What is expected: Quote the listing below in full and exactly as written, but omit every picture.

Records shown:
════════════════════
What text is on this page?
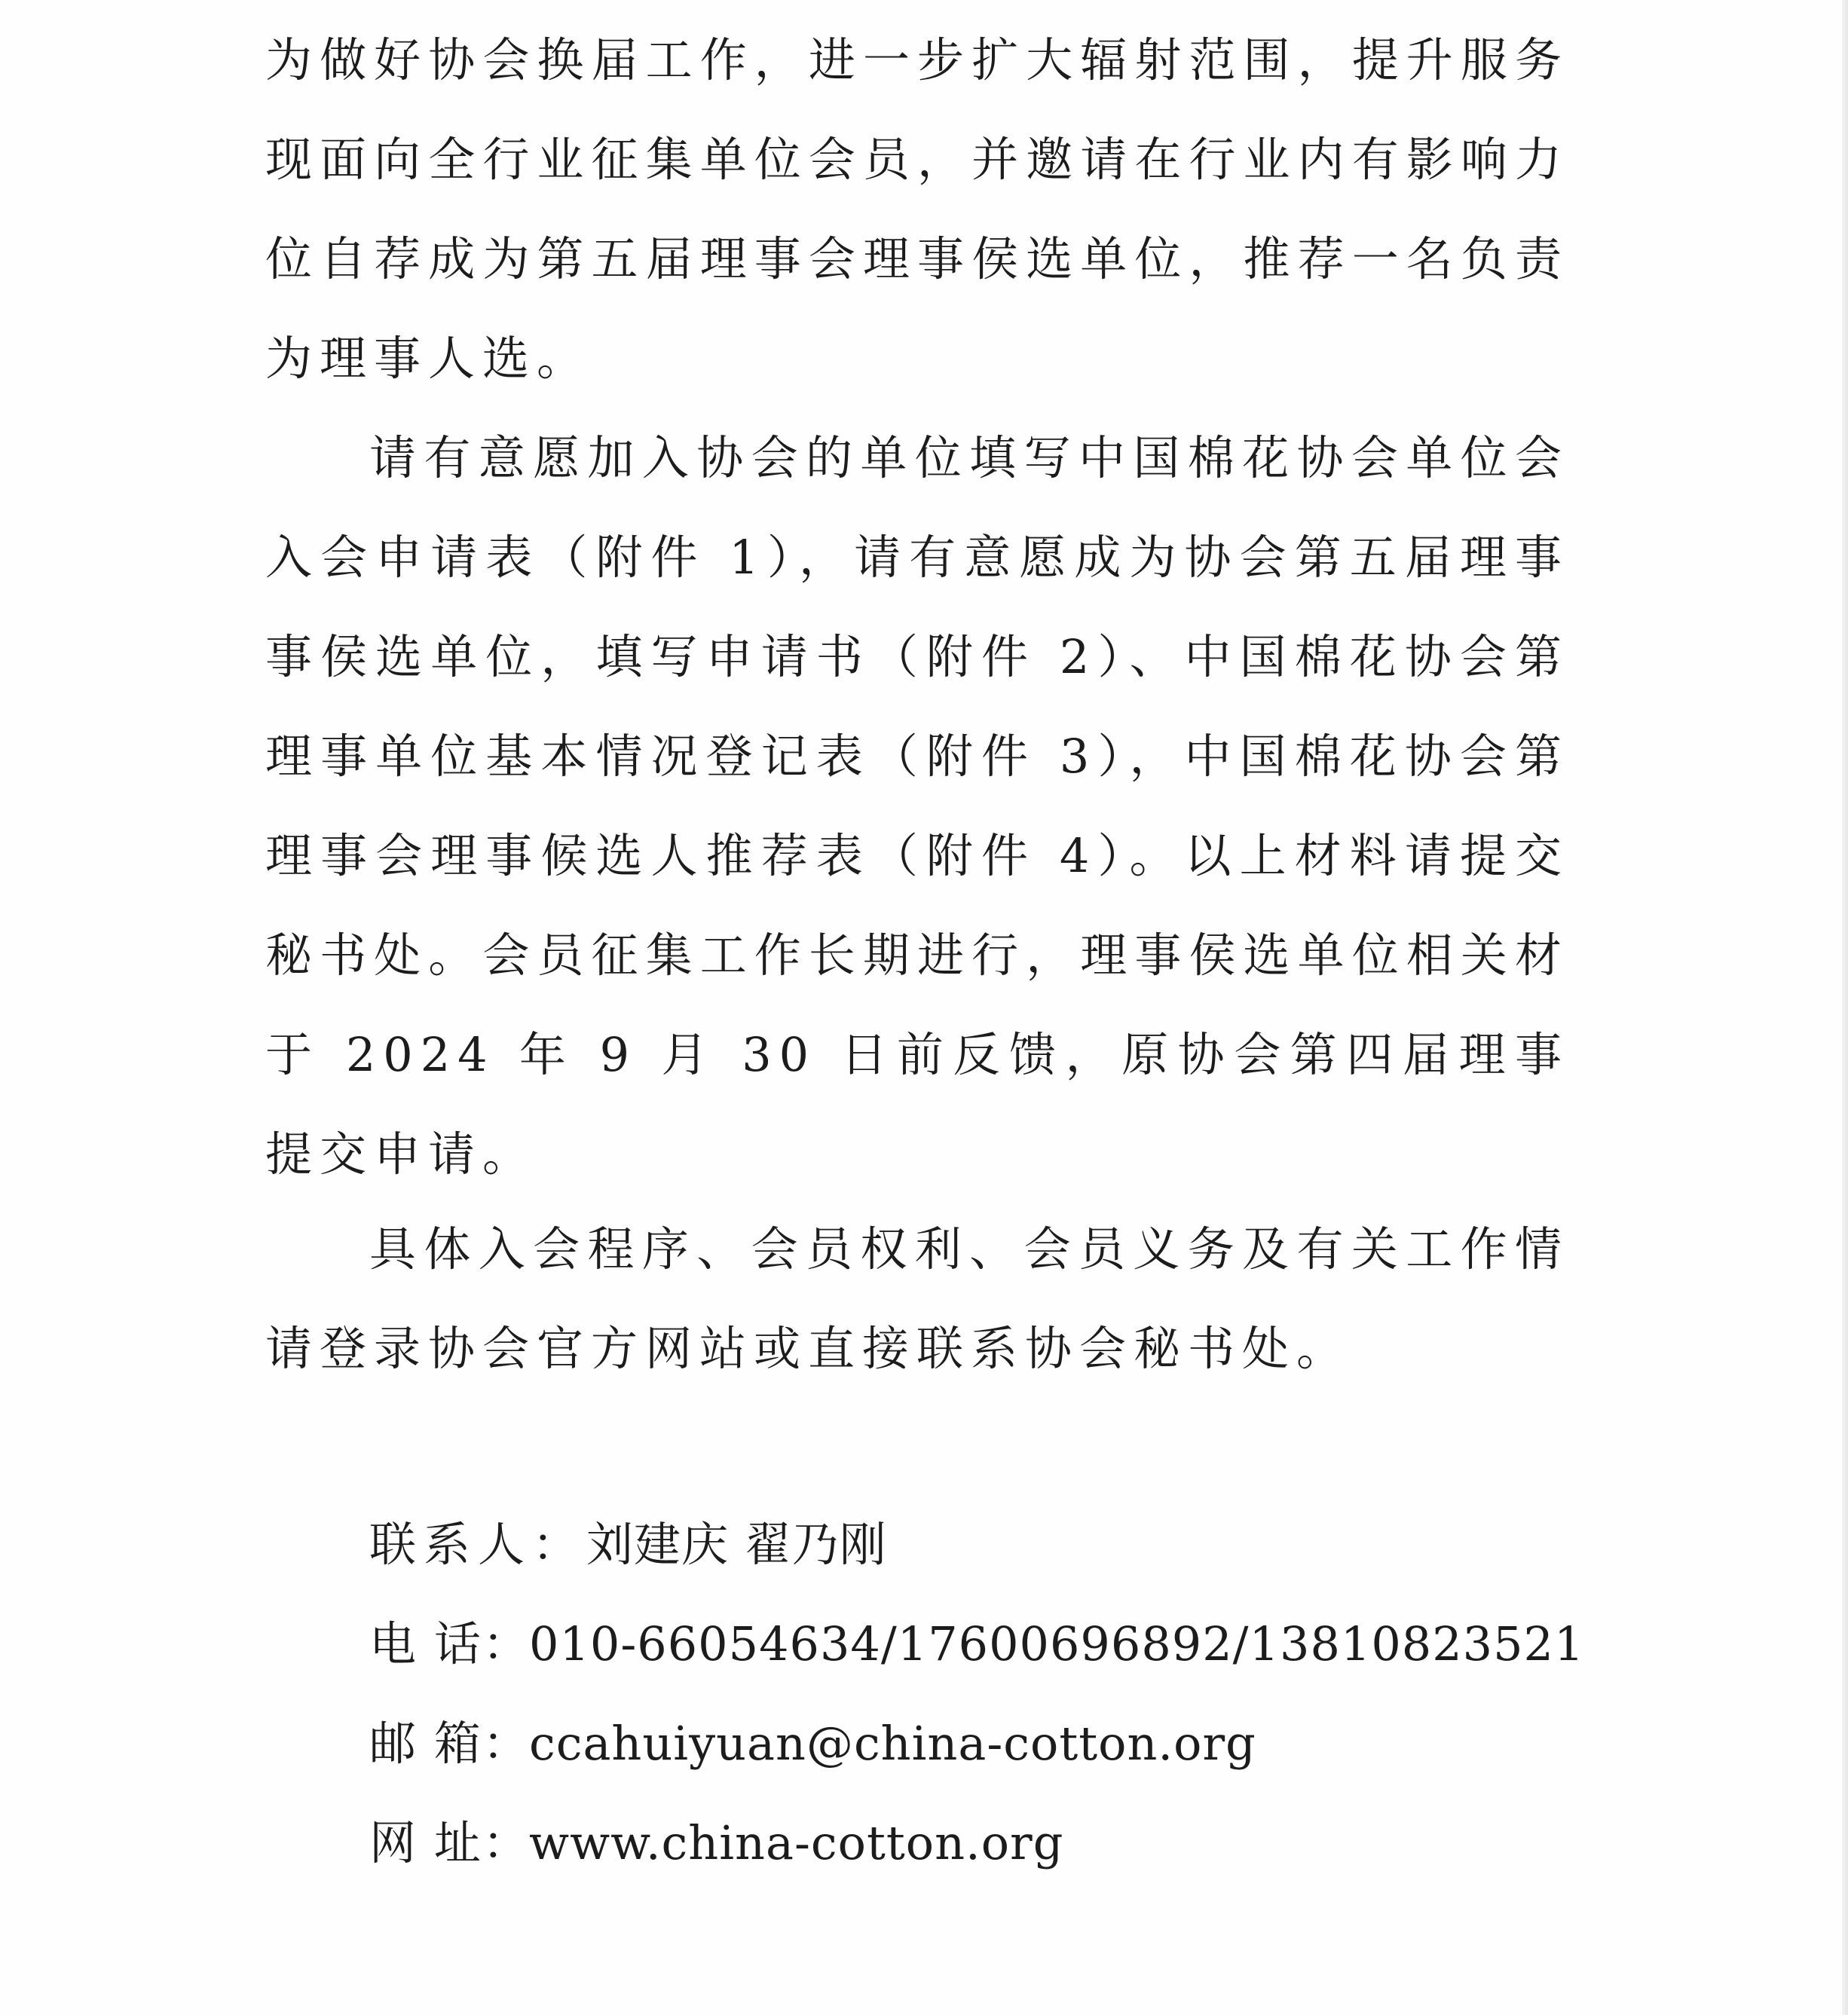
为做好协会换届工作，进一步扩大辐射范围，提升服务
现面向全行业征集单位会员，并邀请在行业内有影响力
位自荐成为第五届理事会理事侯选单位，推荐一名负责
为理事人选。
请有意愿加入协会的单位填写中国棉花协会单位会
入会申请表（附件 1），请有意愿成为协会第五届理事
事侯选单位，填写申请书（附件 2）、中国棉花协会第
理事单位基本情况登记表（附件 3），中国棉花协会第
理事会理事候选人推荐表（附件 4）。以上材料请提交
秘书处。会员征集工作长期进行，理事侯选单位相关材
于 2024 年 9 月 30 日前反馈，原协会第四届理事
提交申请。
具体入会程序、会员权利、会员义务及有关工作情
请登录协会官方网站或直接联系协会秘书处。
联系人：刘建庆 翟乃刚
电 话：010-66054634/17600696892/13810823521
邮 箱：ccahuiyuan@china-cotton.org
网 址：www.china-cotton.org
════════════════════
The completed task:
What text is on this page?
为做好协会换届工作，进一步扩大辐射范围，提升服务
现面向全行业征集单位会员，并邀请在行业内有影响力
位自荐成为第五届理事会理事侯选单位，推荐一名负责
为理事人选。
请有意愿加入协会的单位填写中国棉花协会单位会
入会申请表（附件 1），请有意愿成为协会第五届理事
事侯选单位，填写申请书（附件 2）、中国棉花协会第
理事单位基本情况登记表（附件 3），中国棉花协会第
理事会理事候选人推荐表（附件 4）。以上材料请提交
秘书处。会员征集工作长期进行，理事侯选单位相关材
于 2024 年 9 月 30 日前反馈，原协会第四届理事
提交申请。
具体入会程序、会员权利、会员义务及有关工作情
请登录协会官方网站或直接联系协会秘书处。
联系人：刘建庆 翟乃刚
电 话：010-66054634/17600696892/13810823521
邮 箱：ccahuiyuan@china-cotton.org
网 址：www.china-cotton.org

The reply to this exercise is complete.